EXTRACT
<<<<
Anyone regularly suffering the horrors of travel in our congested cities would be forgiven for thinking they’d like to abandon traffic jams, parking tickets, timetables and delays in favour of scooting about quickly, easily and cheaply at times of their choosing.
That might sound like a dream, or even wishful thinking, but it does explain i-swing: a concept vehicle developed by Toyota in Japan.
Unveiled at the Tokyo motor show earlier this month, i-swing is described by its creator as ‘a new personal mobility vehicle that allows drivers to express their individuality’ and as a ‘single-person vehicle package [that] boasts an individual design with a “wearable” feeling’.
The electric-powered vehicle is, essentially, a voluptuously sculpted seat on three wheels. At relatively high speeds not specified by Toyota, it operates on all three wheels; but it can also travel at walking speeds by retracting the front wheel and rising up on its two rear wheels, putting the occupant — or wearer — in a nearly standing position and using gyroscopic balancing to stay upright.
Steering is by joystick or leaning on the footpad, much as a skier steers, and Toyota proposes that the i-swing uses artificial intelligence to learn, and adjust to, the driving characteristics of the wearer.
At first glance this machine seems totally wacky, like something Luke Skywalker might have written off as too slow and impractical. Or, worse, it sounds like a Sinclair C5 brought up to date for the iPod generation. Toyota, after all, does encourage its designers to think freely and the Tokyo show has a reputation for weird concepts that are guaranteed never to go near an assembly line.
But there are good reasons to take a second look at the i-swing before writing it off as a flight of fancy. The machine is the latest iteration in a series of ‘personal mobility’ concepts shown by Toyota going back to 2003. These machines — including the i-foot, a wearable, two-legged walking robot — featured in an extensive exhibition at Expo 2005 in Aichi, Japan.
>>>>
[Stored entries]
<<<<
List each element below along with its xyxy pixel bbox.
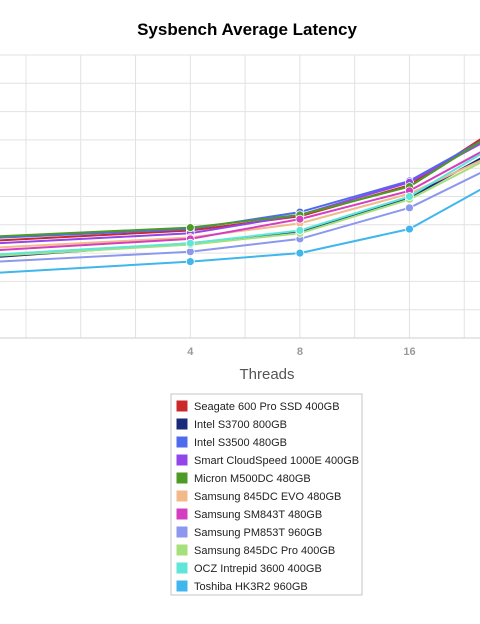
data-point[interactable] bbox=[185, 223, 195, 233]
legend: Seagate 600 Pro SSD 400GB Intel S3700 800… bbox=[170, 393, 363, 596]
legend-swatch bbox=[175, 399, 189, 413]
data-point[interactable] bbox=[405, 192, 414, 201]
legend-swatch bbox=[175, 489, 189, 503]
legend-label: Samsung SM843T 480GB bbox=[194, 509, 322, 521]
legend-item[interactable]: Intel S3700 800GB bbox=[175, 417, 287, 431]
data-point[interactable] bbox=[295, 248, 305, 258]
legend-swatch bbox=[175, 579, 189, 593]
legend-label: OCZ Intrepid 3600 400GB bbox=[194, 563, 322, 575]
legend-item[interactable]: Toshiba HK3R2 960GB bbox=[175, 579, 308, 593]
legend-swatch bbox=[175, 453, 189, 467]
legend-item[interactable]: Micron M500DC 480GB bbox=[175, 471, 311, 485]
legend-item[interactable]: Samsung SM843T 480GB bbox=[175, 507, 322, 521]
legend-label: Smart CloudSpeed 1000E 400GB bbox=[194, 455, 359, 467]
series-layer bbox=[0, 138, 480, 274]
legend-item[interactable]: Samsung PM853T 960GB bbox=[175, 525, 322, 539]
legend-swatch bbox=[175, 435, 189, 449]
legend-box bbox=[170, 393, 363, 596]
legend-label: Samsung PM853T 960GB bbox=[194, 527, 322, 539]
legend-item[interactable]: Samsung 845DC EVO 480GB bbox=[175, 489, 341, 503]
data-point[interactable] bbox=[405, 203, 414, 213]
legend-swatch bbox=[175, 507, 189, 521]
legend-item[interactable]: OCZ Intrepid 3600 400GB bbox=[175, 561, 322, 575]
data-point[interactable] bbox=[405, 224, 414, 234]
data-point[interactable] bbox=[185, 238, 195, 248]
x-tick-label: 4 bbox=[187, 346, 194, 358]
x-axis-title: Threads bbox=[239, 366, 294, 383]
series-ocz-intrepid-3600-400gb bbox=[0, 153, 480, 256]
legend-swatch bbox=[175, 561, 189, 575]
legend-swatch bbox=[175, 543, 189, 557]
legend-label: Samsung 845DC Pro 400GB bbox=[194, 545, 335, 557]
legend-swatch bbox=[175, 525, 189, 539]
legend-label: Seagate 600 Pro SSD 400GB bbox=[194, 401, 340, 413]
legend-item[interactable]: Samsung 845DC Pro 400GB bbox=[175, 543, 335, 557]
data-point[interactable] bbox=[295, 214, 305, 224]
x-tick-label: 8 bbox=[297, 346, 303, 358]
legend-label: Samsung 845DC EVO 480GB bbox=[194, 491, 341, 503]
data-point[interactable] bbox=[295, 226, 305, 235]
legend-label: Toshiba HK3R2 960GB bbox=[194, 581, 308, 593]
legend-swatch bbox=[175, 417, 189, 431]
legend-item[interactable]: Intel S3500 480GB bbox=[175, 435, 287, 449]
legend-label: Micron M500DC 480GB bbox=[194, 473, 311, 485]
legend-label: Intel S3500 480GB bbox=[194, 437, 287, 449]
legend-item[interactable]: Seagate 600 Pro SSD 400GB bbox=[175, 399, 340, 413]
data-point[interactable] bbox=[185, 257, 195, 266]
x-tick-label: 16 bbox=[403, 346, 415, 358]
legend-label: Intel S3700 800GB bbox=[194, 419, 287, 431]
legend-item[interactable]: Smart CloudSpeed 1000E 400GB bbox=[175, 453, 359, 467]
x-tick-labels: 4 8 16 bbox=[187, 346, 415, 358]
series-toshiba-hk3r2-960gb bbox=[0, 188, 480, 274]
chart-title: Sysbench Average Latency bbox=[137, 20, 357, 39]
legend-swatch bbox=[175, 471, 189, 485]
>>>>
TASKS TO COMPLETE
• a. Based on the i-swing article, is each statement true? (i) The i-swing was first shown at the Tokyo motor show. (ii) Toyota gave the speeds at which the i-swing runs on all three wheels. (iii) The i-swing can be steered with a joystick. Answer yes or no for each, quoting the words of the article that decide it.
• b. From the rows, reproduce every line from the one with "data-point[interactable] bbox=[185, 223, 195, 233]" up to and including the one with "data-point[interactable] bbox=[405, 224, 414, 234]".

EXERCISE RESPONSES
• a.
(i) Yes: "Unveiled at the Tokyo motor show earlier this month"
(ii) No: "At relatively high speeds not specified by Toyota"
(iii) Yes: "Steering is by joystick or leaning on the footpad"

• b.
data-point[interactable] bbox=[185, 223, 195, 233]
legend: Seagate 600 Pro SSD 400GB Intel S3700 800… bbox=[170, 393, 363, 596]
legend-swatch bbox=[175, 399, 189, 413]
data-point[interactable] bbox=[405, 192, 414, 201]
legend-swatch bbox=[175, 489, 189, 503]
legend-label: Samsung SM843T 480GB bbox=[194, 509, 322, 521]
legend-item[interactable]: Intel S3700 800GB bbox=[175, 417, 287, 431]
data-point[interactable] bbox=[295, 248, 305, 258]
legend-swatch bbox=[175, 579, 189, 593]
legend-label: OCZ Intrepid 3600 400GB bbox=[194, 563, 322, 575]
legend-item[interactable]: Toshiba HK3R2 960GB bbox=[175, 579, 308, 593]
legend-swatch bbox=[175, 453, 189, 467]
legend-item[interactable]: Micron M500DC 480GB bbox=[175, 471, 311, 485]
legend-item[interactable]: Samsung SM843T 480GB bbox=[175, 507, 322, 521]
legend-label: Smart CloudSpeed 1000E 400GB bbox=[194, 455, 359, 467]
series-layer bbox=[0, 138, 480, 274]
legend-item[interactable]: Samsung PM853T 960GB bbox=[175, 525, 322, 539]
legend-swatch bbox=[175, 435, 189, 449]
legend-box bbox=[170, 393, 363, 596]
legend-label: Samsung PM853T 960GB bbox=[194, 527, 322, 539]
legend-item[interactable]: Samsung 845DC EVO 480GB bbox=[175, 489, 341, 503]
data-point[interactable] bbox=[405, 203, 414, 213]
legend-swatch bbox=[175, 507, 189, 521]
legend-item[interactable]: OCZ Intrepid 3600 400GB bbox=[175, 561, 322, 575]
data-point[interactable] bbox=[405, 224, 414, 234]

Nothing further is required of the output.